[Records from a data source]
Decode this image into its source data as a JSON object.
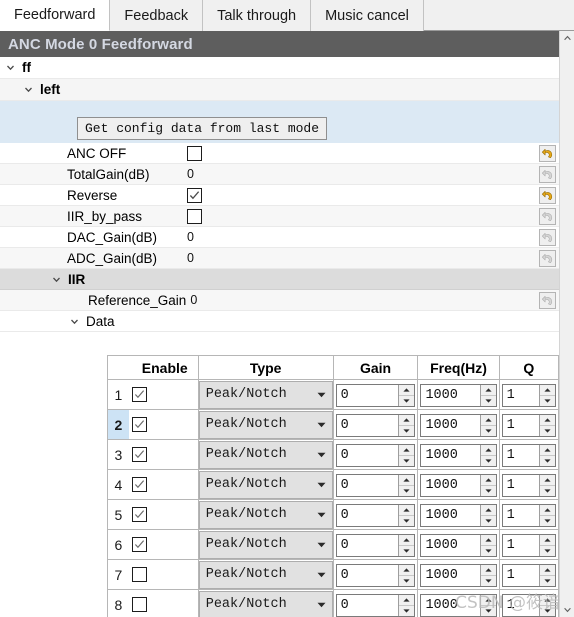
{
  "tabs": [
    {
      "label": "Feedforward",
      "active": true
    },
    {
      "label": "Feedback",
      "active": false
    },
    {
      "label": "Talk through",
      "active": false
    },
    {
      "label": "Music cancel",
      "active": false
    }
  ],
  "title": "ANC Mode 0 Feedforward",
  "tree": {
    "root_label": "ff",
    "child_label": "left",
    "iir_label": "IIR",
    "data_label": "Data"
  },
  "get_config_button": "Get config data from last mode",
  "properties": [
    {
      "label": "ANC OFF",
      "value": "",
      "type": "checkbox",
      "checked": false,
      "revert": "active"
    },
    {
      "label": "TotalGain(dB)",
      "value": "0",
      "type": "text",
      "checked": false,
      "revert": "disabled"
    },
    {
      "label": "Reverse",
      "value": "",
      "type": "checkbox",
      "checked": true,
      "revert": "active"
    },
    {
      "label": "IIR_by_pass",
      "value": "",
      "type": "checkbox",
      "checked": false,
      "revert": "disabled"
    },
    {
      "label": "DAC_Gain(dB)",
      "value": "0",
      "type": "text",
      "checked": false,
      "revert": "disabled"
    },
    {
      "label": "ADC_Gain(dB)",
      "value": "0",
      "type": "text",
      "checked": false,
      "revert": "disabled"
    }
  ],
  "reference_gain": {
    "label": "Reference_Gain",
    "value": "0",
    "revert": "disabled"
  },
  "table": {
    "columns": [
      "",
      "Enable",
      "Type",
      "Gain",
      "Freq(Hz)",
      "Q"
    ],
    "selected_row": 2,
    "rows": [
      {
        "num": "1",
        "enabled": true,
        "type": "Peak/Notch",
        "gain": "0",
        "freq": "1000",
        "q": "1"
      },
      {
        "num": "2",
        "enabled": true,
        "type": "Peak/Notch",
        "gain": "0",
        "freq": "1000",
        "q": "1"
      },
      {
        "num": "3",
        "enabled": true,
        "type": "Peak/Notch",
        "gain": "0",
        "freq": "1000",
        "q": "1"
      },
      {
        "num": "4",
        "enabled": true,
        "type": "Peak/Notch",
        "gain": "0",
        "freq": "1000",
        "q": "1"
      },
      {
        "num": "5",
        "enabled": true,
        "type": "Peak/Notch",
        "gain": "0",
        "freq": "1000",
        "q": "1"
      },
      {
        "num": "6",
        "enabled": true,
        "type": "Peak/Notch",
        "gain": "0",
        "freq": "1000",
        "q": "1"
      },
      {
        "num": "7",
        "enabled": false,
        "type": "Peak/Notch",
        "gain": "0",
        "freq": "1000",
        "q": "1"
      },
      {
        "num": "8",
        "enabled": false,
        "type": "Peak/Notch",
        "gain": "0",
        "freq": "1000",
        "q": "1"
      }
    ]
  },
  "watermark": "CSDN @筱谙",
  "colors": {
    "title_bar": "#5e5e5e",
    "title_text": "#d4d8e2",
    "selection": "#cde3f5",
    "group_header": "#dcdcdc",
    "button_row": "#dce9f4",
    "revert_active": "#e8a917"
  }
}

● Set problem: Every line of the data should be copied as it stands, without the images.

● Response to this exercise:
Decode this image into its source data as a JSON object.
{
  "tabs": [
    {
      "label": "Feedforward",
      "active": true
    },
    {
      "label": "Feedback",
      "active": false
    },
    {
      "label": "Talk through",
      "active": false
    },
    {
      "label": "Music cancel",
      "active": false
    }
  ],
  "title": "ANC Mode 0 Feedforward",
  "tree": {
    "root_label": "ff",
    "child_label": "left",
    "iir_label": "IIR",
    "data_label": "Data"
  },
  "get_config_button": "Get config data from last mode",
  "properties": [
    {
      "label": "ANC OFF",
      "value": "",
      "type": "checkbox",
      "checked": false,
      "revert": "active"
    },
    {
      "label": "TotalGain(dB)",
      "value": "0",
      "type": "text",
      "checked": false,
      "revert": "disabled"
    },
    {
      "label": "Reverse",
      "value": "",
      "type": "checkbox",
      "checked": true,
      "revert": "active"
    },
    {
      "label": "IIR_by_pass",
      "value": "",
      "type": "checkbox",
      "checked": false,
      "revert": "disabled"
    },
    {
      "label": "DAC_Gain(dB)",
      "value": "0",
      "type": "text",
      "checked": false,
      "revert": "disabled"
    },
    {
      "label": "ADC_Gain(dB)",
      "value": "0",
      "type": "text",
      "checked": false,
      "revert": "disabled"
    }
  ],
  "reference_gain": {
    "label": "Reference_Gain",
    "value": "0",
    "revert": "disabled"
  },
  "table": {
    "columns": [
      "",
      "Enable",
      "Type",
      "Gain",
      "Freq(Hz)",
      "Q"
    ],
    "selected_row": 2,
    "rows": [
      {
        "num": "1",
        "enabled": true,
        "type": "Peak/Notch",
        "gain": "0",
        "freq": "1000",
        "q": "1"
      },
      {
        "num": "2",
        "enabled": true,
        "type": "Peak/Notch",
        "gain": "0",
        "freq": "1000",
        "q": "1"
      },
      {
        "num": "3",
        "enabled": true,
        "type": "Peak/Notch",
        "gain": "0",
        "freq": "1000",
        "q": "1"
      },
      {
        "num": "4",
        "enabled": true,
        "type": "Peak/Notch",
        "gain": "0",
        "freq": "1000",
        "q": "1"
      },
      {
        "num": "5",
        "enabled": true,
        "type": "Peak/Notch",
        "gain": "0",
        "freq": "1000",
        "q": "1"
      },
      {
        "num": "6",
        "enabled": true,
        "type": "Peak/Notch",
        "gain": "0",
        "freq": "1000",
        "q": "1"
      },
      {
        "num": "7",
        "enabled": false,
        "type": "Peak/Notch",
        "gain": "0",
        "freq": "1000",
        "q": "1"
      },
      {
        "num": "8",
        "enabled": false,
        "type": "Peak/Notch",
        "gain": "0",
        "freq": "1000",
        "q": "1"
      }
    ]
  },
  "watermark": "CSDN @筱谙",
  "colors": {
    "title_bar": "#5e5e5e",
    "title_text": "#d4d8e2",
    "selection": "#cde3f5",
    "group_header": "#dcdcdc",
    "button_row": "#dce9f4",
    "revert_active": "#e8a917"
  }
}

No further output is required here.